GIVEN TASK — Output all of the data below exactly as given.
# # # # # # #
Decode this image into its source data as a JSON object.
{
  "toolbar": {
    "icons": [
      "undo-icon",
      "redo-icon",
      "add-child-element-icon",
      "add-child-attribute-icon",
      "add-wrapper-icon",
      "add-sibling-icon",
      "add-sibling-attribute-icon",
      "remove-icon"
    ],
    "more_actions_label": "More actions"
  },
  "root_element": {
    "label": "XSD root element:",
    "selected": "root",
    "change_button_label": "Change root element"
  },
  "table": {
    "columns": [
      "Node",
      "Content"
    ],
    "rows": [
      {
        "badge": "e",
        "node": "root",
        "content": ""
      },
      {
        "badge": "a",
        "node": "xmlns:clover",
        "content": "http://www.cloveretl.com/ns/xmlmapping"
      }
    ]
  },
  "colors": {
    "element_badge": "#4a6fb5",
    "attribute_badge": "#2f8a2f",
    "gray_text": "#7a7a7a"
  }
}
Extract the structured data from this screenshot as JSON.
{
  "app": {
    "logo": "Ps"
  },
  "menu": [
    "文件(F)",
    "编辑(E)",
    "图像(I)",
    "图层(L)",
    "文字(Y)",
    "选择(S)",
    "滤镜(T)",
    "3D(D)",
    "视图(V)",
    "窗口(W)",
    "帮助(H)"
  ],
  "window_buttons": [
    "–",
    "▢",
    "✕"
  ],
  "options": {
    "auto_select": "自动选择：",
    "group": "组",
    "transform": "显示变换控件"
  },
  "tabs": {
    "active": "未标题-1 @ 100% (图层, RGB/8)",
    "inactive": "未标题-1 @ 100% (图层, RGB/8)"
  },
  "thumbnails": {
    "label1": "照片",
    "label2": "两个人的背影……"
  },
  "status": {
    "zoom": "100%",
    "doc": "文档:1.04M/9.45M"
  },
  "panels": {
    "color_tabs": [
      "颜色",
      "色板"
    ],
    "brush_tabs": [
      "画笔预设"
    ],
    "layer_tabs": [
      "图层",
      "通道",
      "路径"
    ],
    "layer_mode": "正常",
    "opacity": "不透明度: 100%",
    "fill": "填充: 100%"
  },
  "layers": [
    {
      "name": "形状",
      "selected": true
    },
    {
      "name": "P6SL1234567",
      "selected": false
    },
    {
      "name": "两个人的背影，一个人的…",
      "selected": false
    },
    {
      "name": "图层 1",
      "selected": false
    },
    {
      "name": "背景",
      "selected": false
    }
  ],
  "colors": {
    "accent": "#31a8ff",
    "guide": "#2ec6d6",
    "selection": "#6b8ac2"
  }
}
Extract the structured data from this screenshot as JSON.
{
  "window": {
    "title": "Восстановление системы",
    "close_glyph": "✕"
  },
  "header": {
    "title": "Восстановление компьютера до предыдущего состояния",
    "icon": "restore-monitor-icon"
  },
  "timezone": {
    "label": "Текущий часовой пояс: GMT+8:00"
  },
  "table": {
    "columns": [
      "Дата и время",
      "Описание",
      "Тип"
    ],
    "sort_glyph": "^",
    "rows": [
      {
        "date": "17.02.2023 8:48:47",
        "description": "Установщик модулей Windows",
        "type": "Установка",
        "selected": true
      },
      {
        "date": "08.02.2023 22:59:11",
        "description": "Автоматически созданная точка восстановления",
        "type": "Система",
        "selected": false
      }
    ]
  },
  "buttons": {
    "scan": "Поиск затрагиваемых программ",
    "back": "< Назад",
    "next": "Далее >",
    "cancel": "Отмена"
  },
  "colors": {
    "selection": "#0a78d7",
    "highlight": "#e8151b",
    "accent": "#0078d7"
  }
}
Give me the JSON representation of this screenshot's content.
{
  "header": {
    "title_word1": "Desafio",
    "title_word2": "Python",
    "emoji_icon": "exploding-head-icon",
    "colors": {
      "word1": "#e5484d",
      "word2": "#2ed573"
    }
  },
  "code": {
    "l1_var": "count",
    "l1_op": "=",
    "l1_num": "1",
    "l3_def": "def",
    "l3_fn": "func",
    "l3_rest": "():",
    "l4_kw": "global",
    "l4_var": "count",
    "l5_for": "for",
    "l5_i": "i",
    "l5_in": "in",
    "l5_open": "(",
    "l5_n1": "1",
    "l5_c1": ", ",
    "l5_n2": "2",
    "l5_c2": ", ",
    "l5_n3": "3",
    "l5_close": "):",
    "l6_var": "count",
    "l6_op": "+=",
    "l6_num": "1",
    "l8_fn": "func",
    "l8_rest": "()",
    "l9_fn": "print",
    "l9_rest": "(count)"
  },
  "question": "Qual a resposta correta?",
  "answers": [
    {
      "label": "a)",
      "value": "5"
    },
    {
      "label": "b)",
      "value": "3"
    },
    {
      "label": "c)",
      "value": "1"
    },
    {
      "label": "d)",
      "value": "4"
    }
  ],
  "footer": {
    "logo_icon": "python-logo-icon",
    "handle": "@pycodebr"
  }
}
# # # # # # #
COMPLETE RESPONSE —
Decode this image into its source data as a JSON object.
{
  "toolbar": {
    "icons": [
      "undo-icon",
      "redo-icon",
      "add-child-element-icon",
      "add-child-attribute-icon",
      "add-wrapper-icon",
      "add-sibling-icon",
      "add-sibling-attribute-icon",
      "remove-icon"
    ],
    "more_actions_label": "More actions"
  },
  "root_element": {
    "label": "XSD root element:",
    "selected": "root",
    "change_button_label": "Change root element"
  },
  "table": {
    "columns": [
      "Node",
      "Content"
    ],
    "rows": [
      {
        "badge": "e",
        "node": "root",
        "content": ""
      },
      {
        "badge": "a",
        "node": "xmlns:clover",
        "content": "http://www.cloveretl.com/ns/xmlmapping"
      }
    ]
  },
  "colors": {
    "element_badge": "#4a6fb5",
    "attribute_badge": "#2f8a2f",
    "gray_text": "#7a7a7a"
  }
}
Extract the structured data from this screenshot as JSON.
{
  "app": {
    "logo": "Ps"
  },
  "menu": [
    "文件(F)",
    "编辑(E)",
    "图像(I)",
    "图层(L)",
    "文字(Y)",
    "选择(S)",
    "滤镜(T)",
    "3D(D)",
    "视图(V)",
    "窗口(W)",
    "帮助(H)"
  ],
  "window_buttons": [
    "–",
    "▢",
    "✕"
  ],
  "options": {
    "auto_select": "自动选择：",
    "group": "组",
    "transform": "显示变换控件"
  },
  "tabs": {
    "active": "未标题-1 @ 100% (图层, RGB/8)",
    "inactive": "未标题-1 @ 100% (图层, RGB/8)"
  },
  "thumbnails": {
    "label1": "照片",
    "label2": "两个人的背影……"
  },
  "status": {
    "zoom": "100%",
    "doc": "文档:1.04M/9.45M"
  },
  "panels": {
    "color_tabs": [
      "颜色",
      "色板"
    ],
    "brush_tabs": [
      "画笔预设"
    ],
    "layer_tabs": [
      "图层",
      "通道",
      "路径"
    ],
    "layer_mode": "正常",
    "opacity": "不透明度: 100%",
    "fill": "填充: 100%"
  },
  "layers": [
    {
      "name": "形状",
      "selected": true
    },
    {
      "name": "P6SL1234567",
      "selected": false
    },
    {
      "name": "两个人的背影，一个人的…",
      "selected": false
    },
    {
      "name": "图层 1",
      "selected": false
    },
    {
      "name": "背景",
      "selected": false
    }
  ],
  "colors": {
    "accent": "#31a8ff",
    "guide": "#2ec6d6",
    "selection": "#6b8ac2"
  }
}
Extract the structured data from this screenshot as JSON.
{
  "window": {
    "title": "Восстановление системы",
    "close_glyph": "✕"
  },
  "header": {
    "title": "Восстановление компьютера до предыдущего состояния",
    "icon": "restore-monitor-icon"
  },
  "timezone": {
    "label": "Текущий часовой пояс: GMT+8:00"
  },
  "table": {
    "columns": [
      "Дата и время",
      "Описание",
      "Тип"
    ],
    "sort_glyph": "^",
    "rows": [
      {
        "date": "17.02.2023 8:48:47",
        "description": "Установщик модулей Windows",
        "type": "Установка",
        "selected": true
      },
      {
        "date": "08.02.2023 22:59:11",
        "description": "Автоматически созданная точка восстановления",
        "type": "Система",
        "selected": false
      }
    ]
  },
  "buttons": {
    "scan": "Поиск затрагиваемых программ",
    "back": "< Назад",
    "next": "Далее >",
    "cancel": "Отмена"
  },
  "colors": {
    "selection": "#0a78d7",
    "highlight": "#e8151b",
    "accent": "#0078d7"
  }
}
Give me the JSON representation of this screenshot's content.
{
  "header": {
    "title_word1": "Desafio",
    "title_word2": "Python",
    "emoji_icon": "exploding-head-icon",
    "colors": {
      "word1": "#e5484d",
      "word2": "#2ed573"
    }
  },
  "code": {
    "l1_var": "count",
    "l1_op": "=",
    "l1_num": "1",
    "l3_def": "def",
    "l3_fn": "func",
    "l3_rest": "():",
    "l4_kw": "global",
    "l4_var": "count",
    "l5_for": "for",
    "l5_i": "i",
    "l5_in": "in",
    "l5_open": "(",
    "l5_n1": "1",
    "l5_c1": ", ",
    "l5_n2": "2",
    "l5_c2": ", ",
    "l5_n3": "3",
    "l5_close": "):",
    "l6_var": "count",
    "l6_op": "+=",
    "l6_num": "1",
    "l8_fn": "func",
    "l8_rest": "()",
    "l9_fn": "print",
    "l9_rest": "(count)"
  },
  "question": "Qual a resposta correta?",
  "answers": [
    {
      "label": "a)",
      "value": "5"
    },
    {
      "label": "b)",
      "value": "3"
    },
    {
      "label": "c)",
      "value": "1"
    },
    {
      "label": "d)",
      "value": "4"
    }
  ],
  "footer": {
    "logo_icon": "python-logo-icon",
    "handle": "@pycodebr"
  }
}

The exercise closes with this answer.